- _Exercise goal_
Quote the material word for word, from its first line through the line containing "x-axis-category-label: Medium-sized <box>693", including that line.

(Region and label listings)
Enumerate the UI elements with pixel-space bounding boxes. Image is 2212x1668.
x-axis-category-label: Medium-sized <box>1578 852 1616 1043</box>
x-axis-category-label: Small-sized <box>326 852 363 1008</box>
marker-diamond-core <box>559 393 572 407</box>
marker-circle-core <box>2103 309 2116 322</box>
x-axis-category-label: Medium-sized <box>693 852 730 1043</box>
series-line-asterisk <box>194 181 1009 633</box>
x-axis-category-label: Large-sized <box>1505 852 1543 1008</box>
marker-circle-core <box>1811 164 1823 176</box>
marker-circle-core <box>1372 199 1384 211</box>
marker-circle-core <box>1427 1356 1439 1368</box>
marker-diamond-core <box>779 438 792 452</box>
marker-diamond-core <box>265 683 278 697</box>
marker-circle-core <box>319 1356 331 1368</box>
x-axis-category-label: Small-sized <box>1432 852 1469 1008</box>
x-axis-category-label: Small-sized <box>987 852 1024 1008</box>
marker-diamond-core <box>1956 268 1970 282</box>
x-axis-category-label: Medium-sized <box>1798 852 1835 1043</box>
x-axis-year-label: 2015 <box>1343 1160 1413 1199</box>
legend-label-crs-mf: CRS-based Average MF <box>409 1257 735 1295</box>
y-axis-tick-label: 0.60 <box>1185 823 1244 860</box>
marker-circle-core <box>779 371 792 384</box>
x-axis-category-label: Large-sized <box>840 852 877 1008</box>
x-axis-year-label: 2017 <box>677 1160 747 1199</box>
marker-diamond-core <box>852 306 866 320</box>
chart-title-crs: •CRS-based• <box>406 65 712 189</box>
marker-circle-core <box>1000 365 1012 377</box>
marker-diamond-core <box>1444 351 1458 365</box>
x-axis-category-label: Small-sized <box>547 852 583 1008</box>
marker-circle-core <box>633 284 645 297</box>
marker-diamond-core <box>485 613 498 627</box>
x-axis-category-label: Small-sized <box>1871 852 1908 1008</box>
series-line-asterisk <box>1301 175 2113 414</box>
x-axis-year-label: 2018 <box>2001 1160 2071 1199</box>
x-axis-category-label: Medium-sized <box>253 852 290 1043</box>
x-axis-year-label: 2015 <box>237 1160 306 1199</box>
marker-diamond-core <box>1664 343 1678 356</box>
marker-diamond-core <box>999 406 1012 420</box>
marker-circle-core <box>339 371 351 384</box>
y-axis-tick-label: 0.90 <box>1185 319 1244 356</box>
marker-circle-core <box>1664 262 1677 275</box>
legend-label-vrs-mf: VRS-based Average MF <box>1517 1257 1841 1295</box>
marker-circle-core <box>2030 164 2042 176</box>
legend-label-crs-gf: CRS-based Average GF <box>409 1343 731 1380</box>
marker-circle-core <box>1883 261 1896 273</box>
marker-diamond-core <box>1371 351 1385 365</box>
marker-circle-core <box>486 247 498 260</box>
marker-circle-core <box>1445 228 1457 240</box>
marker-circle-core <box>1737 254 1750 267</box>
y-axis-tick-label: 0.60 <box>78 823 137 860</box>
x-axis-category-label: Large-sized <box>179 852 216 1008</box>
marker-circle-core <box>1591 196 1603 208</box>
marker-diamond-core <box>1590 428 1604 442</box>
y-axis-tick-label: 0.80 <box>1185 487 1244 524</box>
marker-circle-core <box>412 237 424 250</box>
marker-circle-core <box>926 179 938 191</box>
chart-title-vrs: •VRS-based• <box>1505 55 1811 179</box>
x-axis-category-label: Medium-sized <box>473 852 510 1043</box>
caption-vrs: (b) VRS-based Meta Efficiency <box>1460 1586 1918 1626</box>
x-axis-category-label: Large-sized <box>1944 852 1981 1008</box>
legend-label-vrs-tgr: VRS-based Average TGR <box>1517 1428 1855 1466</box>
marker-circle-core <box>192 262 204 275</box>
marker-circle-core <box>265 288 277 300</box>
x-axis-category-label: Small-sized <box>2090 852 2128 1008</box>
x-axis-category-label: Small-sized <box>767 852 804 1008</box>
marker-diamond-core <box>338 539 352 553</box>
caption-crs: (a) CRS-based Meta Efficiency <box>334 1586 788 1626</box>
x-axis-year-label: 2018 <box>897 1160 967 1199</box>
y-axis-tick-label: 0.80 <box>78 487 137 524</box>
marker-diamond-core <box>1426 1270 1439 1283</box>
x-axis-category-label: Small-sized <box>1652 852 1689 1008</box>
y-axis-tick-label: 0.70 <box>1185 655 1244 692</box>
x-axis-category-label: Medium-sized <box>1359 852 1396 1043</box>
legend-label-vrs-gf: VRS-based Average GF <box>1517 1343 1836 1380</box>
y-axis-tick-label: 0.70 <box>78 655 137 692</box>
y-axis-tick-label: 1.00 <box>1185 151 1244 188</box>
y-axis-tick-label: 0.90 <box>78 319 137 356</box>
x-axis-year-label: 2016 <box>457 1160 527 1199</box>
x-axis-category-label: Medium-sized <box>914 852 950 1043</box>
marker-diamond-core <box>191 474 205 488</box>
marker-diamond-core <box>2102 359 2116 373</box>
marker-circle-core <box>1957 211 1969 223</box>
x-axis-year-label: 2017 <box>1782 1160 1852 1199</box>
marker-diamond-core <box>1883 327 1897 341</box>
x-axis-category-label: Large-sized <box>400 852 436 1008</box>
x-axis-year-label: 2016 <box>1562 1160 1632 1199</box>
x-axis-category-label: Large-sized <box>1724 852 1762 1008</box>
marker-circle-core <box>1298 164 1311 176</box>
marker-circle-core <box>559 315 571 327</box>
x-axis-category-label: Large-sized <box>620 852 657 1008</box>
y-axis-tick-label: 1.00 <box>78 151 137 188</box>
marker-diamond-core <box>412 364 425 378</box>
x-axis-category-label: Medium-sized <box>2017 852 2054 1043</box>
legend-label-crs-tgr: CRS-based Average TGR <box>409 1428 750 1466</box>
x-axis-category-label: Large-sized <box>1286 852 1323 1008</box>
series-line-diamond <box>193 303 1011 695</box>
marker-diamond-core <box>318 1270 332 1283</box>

- _Exercise solution_
Enumerate the UI elements with pixel-space bounding boxes. Image is 2212x1668.
x-axis-category-label: Medium-sized <box>1578 852 1616 1043</box>
x-axis-category-label: Small-sized <box>326 852 363 1008</box>
marker-diamond-core <box>559 393 572 407</box>
marker-circle-core <box>2103 309 2116 322</box>
x-axis-category-label: Medium-sized <box>693 852 730 1043</box>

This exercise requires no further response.